**Task details:**
Give the stretch of rows from the one containing "y-tick-label: 700 [107, 676, 147, 698]" through the one containing "legend: GFS GOES-16 [927, 87, 1064, 121]" as a JSON list of strings, one string per row.

**Extracted records:**
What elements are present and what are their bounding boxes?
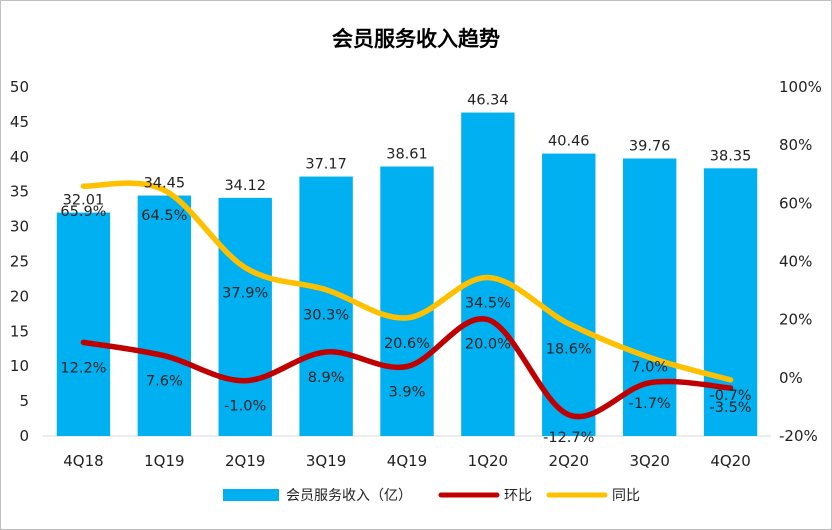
bar-value-label: 40.46 (548, 134, 590, 150)
qoq-data-label: -12.7% (543, 430, 594, 446)
x-tick-label: 4Q19 (387, 452, 427, 470)
legend-label-qoq: 环比 (504, 488, 532, 504)
y-right-tick-label: 40% (779, 253, 812, 271)
qoq-data-label: -1.0% (224, 399, 266, 415)
y-right-tick-label: 0% (779, 369, 803, 387)
line-series (80, 316, 734, 420)
y-right-tick-label: 100% (779, 78, 822, 96)
yoy-data-label: 65.9% (60, 204, 106, 220)
x-tick-label: 3Q19 (306, 452, 346, 470)
y-right-tick-label: 60% (779, 194, 812, 212)
y-right-tick-label: -20% (779, 427, 818, 445)
bar (137, 195, 192, 436)
qoq-data-label: 7.6% (146, 374, 183, 390)
bar (380, 166, 434, 436)
qoq-data-label: -3.5% (710, 400, 752, 416)
bar-value-label: 34.12 (224, 178, 266, 194)
y-left-tick-label: 10 (10, 357, 29, 375)
qoq-data-label: 8.9% (308, 370, 345, 386)
bar-value-label: 34.45 (144, 176, 186, 192)
bar (461, 112, 515, 436)
bar-value-label: 37.17 (305, 157, 347, 173)
legend-swatch-bar (223, 489, 279, 501)
bar (299, 176, 353, 436)
qoq-data-label: 12.2% (60, 360, 106, 376)
yoy-data-label: 37.9% (222, 286, 268, 302)
bar-value-label: 32.01 (63, 193, 105, 209)
y-left-tick-label: 25 (10, 253, 29, 271)
qoq-data-label: 20.0% (465, 337, 511, 353)
y-left-tick-label: 0 (19, 427, 29, 445)
x-tick-label: 2Q19 (225, 452, 265, 470)
y-left-tick-label: 50 (10, 78, 29, 96)
yoy-data-label: 7.0% (631, 359, 668, 375)
legend-label-bar: 会员服务收入（亿） (286, 488, 412, 504)
legend-label-yoy: 同比 (612, 488, 640, 504)
chart-title: 会员服务收入趋势 (332, 27, 500, 51)
yoy-data-label: 30.3% (303, 308, 349, 324)
x-tick-label: 4Q20 (710, 452, 750, 470)
y-right-tick-label: 80% (779, 136, 812, 154)
yoy-data-label: 18.6% (546, 342, 592, 358)
qoq-data-label: -1.7% (629, 396, 671, 412)
bar (56, 212, 111, 436)
yoy-data-label: 64.5% (141, 208, 187, 224)
y-left-tick-label: 20 (10, 287, 29, 305)
yoy-data-label: -0.7% (710, 388, 752, 404)
bar-value-label: 46.34 (467, 93, 509, 109)
bar (622, 158, 677, 436)
y-left-tick-label: 35 (10, 183, 29, 201)
bar-value-label: 38.35 (710, 148, 752, 164)
yoy-data-label: 34.5% (465, 295, 511, 311)
x-tick-label: 1Q19 (144, 452, 184, 470)
x-tick-label: 1Q20 (468, 452, 508, 470)
bar (218, 197, 272, 436)
bar (703, 168, 758, 436)
y-left-tick-label: 30 (10, 218, 29, 236)
y-right-tick-label: 20% (779, 311, 812, 329)
y-left-tick-label: 5 (19, 392, 29, 410)
bar (542, 153, 596, 436)
x-tick-label: 4Q18 (63, 452, 103, 470)
line-series (80, 180, 734, 383)
y-left-tick-label: 40 (10, 148, 29, 166)
x-tick-label: 3Q20 (629, 452, 669, 470)
bar-value-label: 38.61 (386, 147, 428, 163)
qoq-data-label: 3.9% (389, 384, 426, 400)
y-left-tick-label: 45 (10, 113, 29, 131)
yoy-data-label: 20.6% (384, 336, 430, 352)
y-left-tick-label: 15 (10, 322, 29, 340)
x-tick-label: 2Q20 (549, 452, 589, 470)
bar-value-label: 39.76 (629, 138, 671, 154)
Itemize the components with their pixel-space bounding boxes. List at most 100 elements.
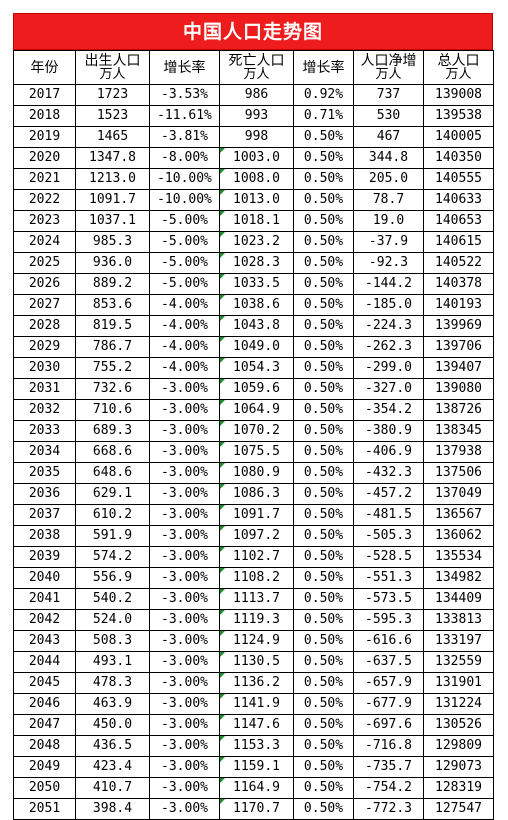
cell-birth_rate[interactable]: -3.81% [149, 126, 220, 148]
cell-birth_rate[interactable]: -3.00% [149, 798, 220, 820]
cell-births[interactable]: 819.5 [75, 315, 150, 337]
cell-year[interactable]: 2026 [13, 273, 76, 295]
cell-total[interactable]: 139538 [423, 105, 494, 127]
cell-net[interactable]: 78.7 [353, 189, 424, 211]
cell-death_rate[interactable]: 0.50% [293, 168, 354, 190]
cell-total[interactable]: 139008 [423, 84, 494, 106]
cell-birth_rate[interactable]: -10.00% [149, 189, 220, 211]
cell-net[interactable]: -185.0 [353, 294, 424, 316]
cell-death_rate[interactable]: 0.50% [293, 210, 354, 232]
cell-births[interactable]: 1523 [75, 105, 150, 127]
cell-deaths[interactable]: 1159.1 [219, 756, 294, 778]
cell-total[interactable]: 139080 [423, 378, 494, 400]
cell-death_rate[interactable]: 0.50% [293, 294, 354, 316]
cell-birth_rate[interactable]: -3.00% [149, 651, 220, 673]
cell-year[interactable]: 2045 [13, 672, 76, 694]
cell-birth_rate[interactable]: -4.00% [149, 336, 220, 358]
cell-births[interactable]: 786.7 [75, 336, 150, 358]
cell-birth_rate[interactable]: -3.00% [149, 714, 220, 736]
cell-birth_rate[interactable]: -5.00% [149, 252, 220, 274]
cell-deaths[interactable]: 1153.3 [219, 735, 294, 757]
cell-death_rate[interactable]: 0.50% [293, 483, 354, 505]
cell-births[interactable]: 591.9 [75, 525, 150, 547]
cell-death_rate[interactable]: 0.50% [293, 630, 354, 652]
cell-deaths[interactable]: 993 [219, 105, 294, 127]
cell-deaths[interactable]: 1059.6 [219, 378, 294, 400]
cell-births[interactable]: 410.7 [75, 777, 150, 799]
cell-deaths[interactable]: 1080.9 [219, 462, 294, 484]
cell-year[interactable]: 2051 [13, 798, 76, 820]
cell-net[interactable]: -481.5 [353, 504, 424, 526]
cell-total[interactable]: 129809 [423, 735, 494, 757]
cell-year[interactable]: 2042 [13, 609, 76, 631]
cell-birth_rate[interactable]: -3.00% [149, 420, 220, 442]
cell-births[interactable]: 524.0 [75, 609, 150, 631]
cell-births[interactable]: 1037.1 [75, 210, 150, 232]
cell-deaths[interactable]: 1018.1 [219, 210, 294, 232]
cell-year[interactable]: 2036 [13, 483, 76, 505]
cell-year[interactable]: 2025 [13, 252, 76, 274]
cell-deaths[interactable]: 1124.9 [219, 630, 294, 652]
cell-year[interactable]: 2022 [13, 189, 76, 211]
cell-year[interactable]: 2040 [13, 567, 76, 589]
cell-birth_rate[interactable]: -4.00% [149, 357, 220, 379]
cell-total[interactable]: 137049 [423, 483, 494, 505]
cell-births[interactable]: 732.6 [75, 378, 150, 400]
cell-net[interactable]: -299.0 [353, 357, 424, 379]
cell-year[interactable]: 2048 [13, 735, 76, 757]
cell-births[interactable]: 398.4 [75, 798, 150, 820]
cell-total[interactable]: 128319 [423, 777, 494, 799]
cell-year[interactable]: 2021 [13, 168, 76, 190]
cell-year[interactable]: 2027 [13, 294, 76, 316]
cell-total[interactable]: 140378 [423, 273, 494, 295]
cell-deaths[interactable]: 1013.0 [219, 189, 294, 211]
cell-deaths[interactable]: 1023.2 [219, 231, 294, 253]
cell-total[interactable]: 130526 [423, 714, 494, 736]
cell-births[interactable]: 889.2 [75, 273, 150, 295]
cell-net[interactable]: -677.9 [353, 693, 424, 715]
header-net[interactable]: 人口净增 万人 [353, 50, 424, 85]
cell-birth_rate[interactable]: -3.00% [149, 693, 220, 715]
cell-deaths[interactable]: 1003.0 [219, 147, 294, 169]
cell-total[interactable]: 140193 [423, 294, 494, 316]
cell-net[interactable]: -262.3 [353, 336, 424, 358]
cell-year[interactable]: 2032 [13, 399, 76, 421]
cell-death_rate[interactable]: 0.50% [293, 189, 354, 211]
cell-total[interactable]: 138345 [423, 420, 494, 442]
cell-deaths[interactable]: 1130.5 [219, 651, 294, 673]
cell-death_rate[interactable]: 0.50% [293, 525, 354, 547]
cell-death_rate[interactable]: 0.50% [293, 609, 354, 631]
cell-birth_rate[interactable]: -3.00% [149, 672, 220, 694]
cell-death_rate[interactable]: 0.50% [293, 735, 354, 757]
cell-total[interactable]: 134409 [423, 588, 494, 610]
cell-total[interactable]: 140522 [423, 252, 494, 274]
cell-death_rate[interactable]: 0.50% [293, 357, 354, 379]
cell-net[interactable]: -37.9 [353, 231, 424, 253]
cell-death_rate[interactable]: 0.50% [293, 651, 354, 673]
cell-net[interactable]: -551.3 [353, 567, 424, 589]
cell-births[interactable]: 1465 [75, 126, 150, 148]
cell-deaths[interactable]: 1008.0 [219, 168, 294, 190]
cell-death_rate[interactable]: 0.50% [293, 147, 354, 169]
cell-deaths[interactable]: 1091.7 [219, 504, 294, 526]
cell-death_rate[interactable]: 0.50% [293, 756, 354, 778]
cell-births[interactable]: 610.2 [75, 504, 150, 526]
cell-total[interactable]: 140615 [423, 231, 494, 253]
cell-birth_rate[interactable]: -3.00% [149, 399, 220, 421]
cell-year[interactable]: 2038 [13, 525, 76, 547]
cell-births[interactable]: 450.0 [75, 714, 150, 736]
cell-births[interactable]: 463.9 [75, 693, 150, 715]
cell-total[interactable]: 139407 [423, 357, 494, 379]
cell-total[interactable]: 140005 [423, 126, 494, 148]
cell-year[interactable]: 2024 [13, 231, 76, 253]
cell-deaths[interactable]: 1038.6 [219, 294, 294, 316]
cell-birth_rate[interactable]: -3.00% [149, 756, 220, 778]
cell-year[interactable]: 2028 [13, 315, 76, 337]
header-birth_rate[interactable]: 增长率 [149, 50, 220, 85]
cell-births[interactable]: 493.1 [75, 651, 150, 673]
cell-births[interactable]: 1723 [75, 84, 150, 106]
cell-year[interactable]: 2039 [13, 546, 76, 568]
cell-total[interactable]: 136062 [423, 525, 494, 547]
cell-births[interactable]: 668.6 [75, 441, 150, 463]
cell-deaths[interactable]: 1164.9 [219, 777, 294, 799]
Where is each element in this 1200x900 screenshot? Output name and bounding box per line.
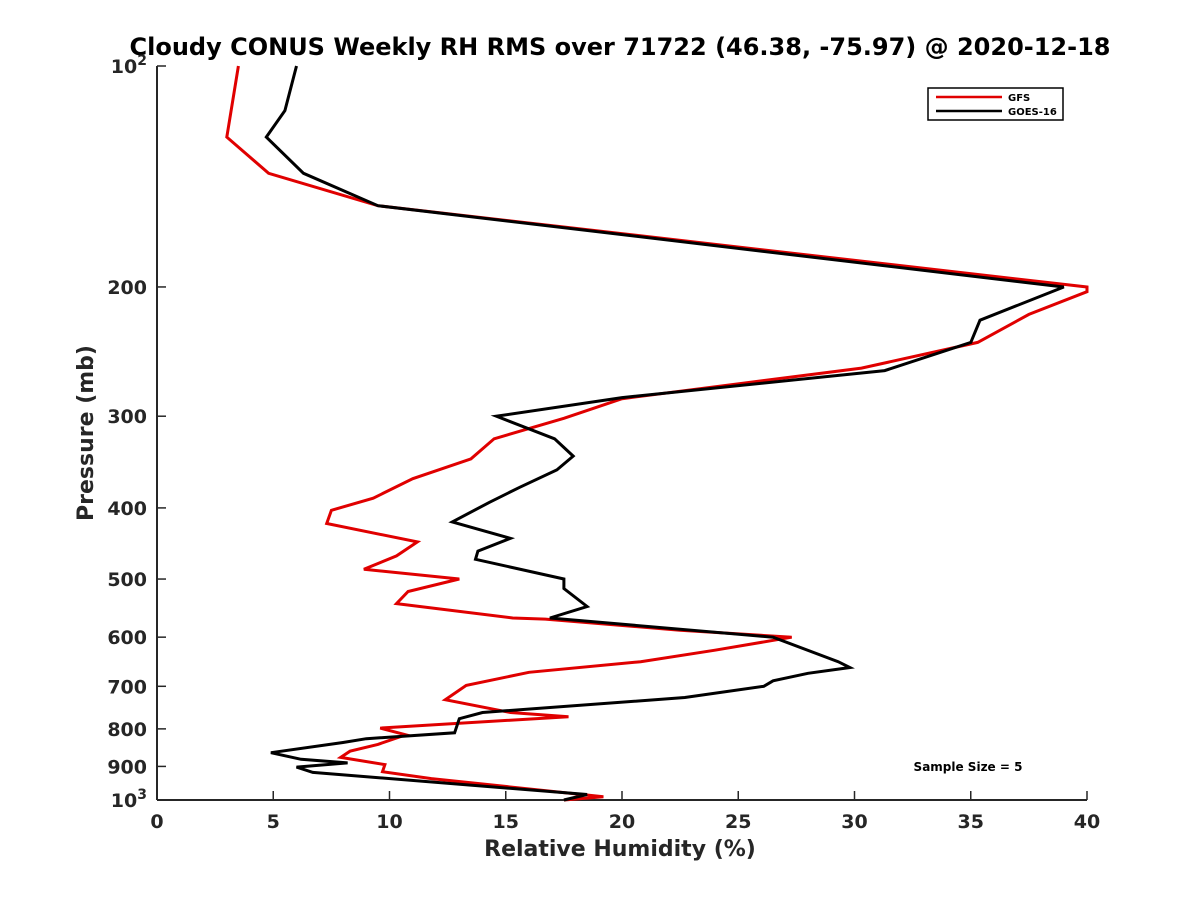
y-tick-label: 700 [107, 676, 147, 698]
x-tick-label: 40 [1074, 811, 1100, 833]
series-group [225, 65, 1089, 802]
chart-title: Cloudy CONUS Weekly RH RMS over 71722 (4… [130, 33, 1111, 61]
series-line-goes16 [264, 65, 1065, 802]
y-tick-label: 102 [111, 53, 147, 78]
legend-label-goes16: GOES-16 [1008, 107, 1057, 118]
legend: GFS GOES-16 [927, 87, 1064, 121]
y-tick-label: 900 [107, 756, 147, 778]
y-axis-label: Pressure (mb) [74, 345, 99, 521]
y-tick-label: 600 [107, 627, 147, 649]
x-tick-label: 30 [841, 811, 867, 833]
y-tick-label: 103 [111, 787, 147, 812]
series-line-gfs [225, 65, 1089, 802]
y-tick-label: 500 [107, 569, 147, 591]
y-tick-label: 400 [107, 498, 147, 520]
x-ticks: 0 5 10 15 20 25 30 35 40 [150, 791, 1100, 833]
x-axis-label: Relative Humidity (%) [484, 837, 756, 862]
x-tick-label: 35 [958, 811, 984, 833]
x-tick-label: 15 [493, 811, 519, 833]
x-tick-label: 20 [609, 811, 635, 833]
legend-box [927, 87, 1064, 121]
sample-size-annotation: Sample Size = 5 [914, 760, 1023, 774]
legend-label-gfs: GFS [1008, 93, 1030, 104]
y-tick-label: 200 [107, 277, 147, 299]
x-tick-label: 25 [725, 811, 751, 833]
y-tick-label: 300 [107, 406, 147, 428]
x-tick-label: 0 [150, 811, 163, 833]
x-tick-label: 5 [267, 811, 280, 833]
y-tick-label: 800 [107, 719, 147, 741]
y-ticks: 102 200 300 400 500 600 700 800 900 103 [107, 53, 166, 812]
plot-area: 102 200 300 400 500 600 700 800 900 103 0 5 10 15 20 2… [107, 53, 1100, 833]
x-tick-label: 10 [376, 811, 402, 833]
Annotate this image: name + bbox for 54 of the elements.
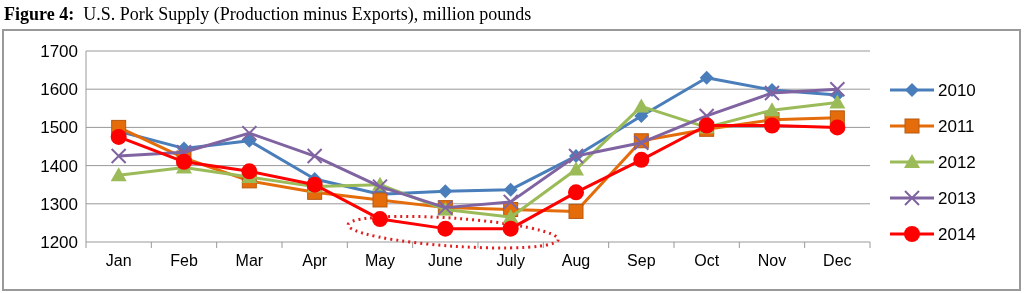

**Result:**
[
  "y-tick-label: 700 [107, 676, 147, 698]",
  "x-tick-label: 40 [1074, 811, 1100, 833]",
  "series-group [225, 65, 1089, 802]",
  "chart-title: Cloudy CONUS Weekly RH RMS over 71722 (4… [130, 33, 1111, 61]",
  "series-line-goes16 [264, 65, 1065, 802]",
  "y-tick-label: 102 [111, 53, 147, 78]",
  "legend-label-goes16: GOES-16 [1008, 107, 1057, 118]",
  "legend: GFS GOES-16 [927, 87, 1064, 121]"
]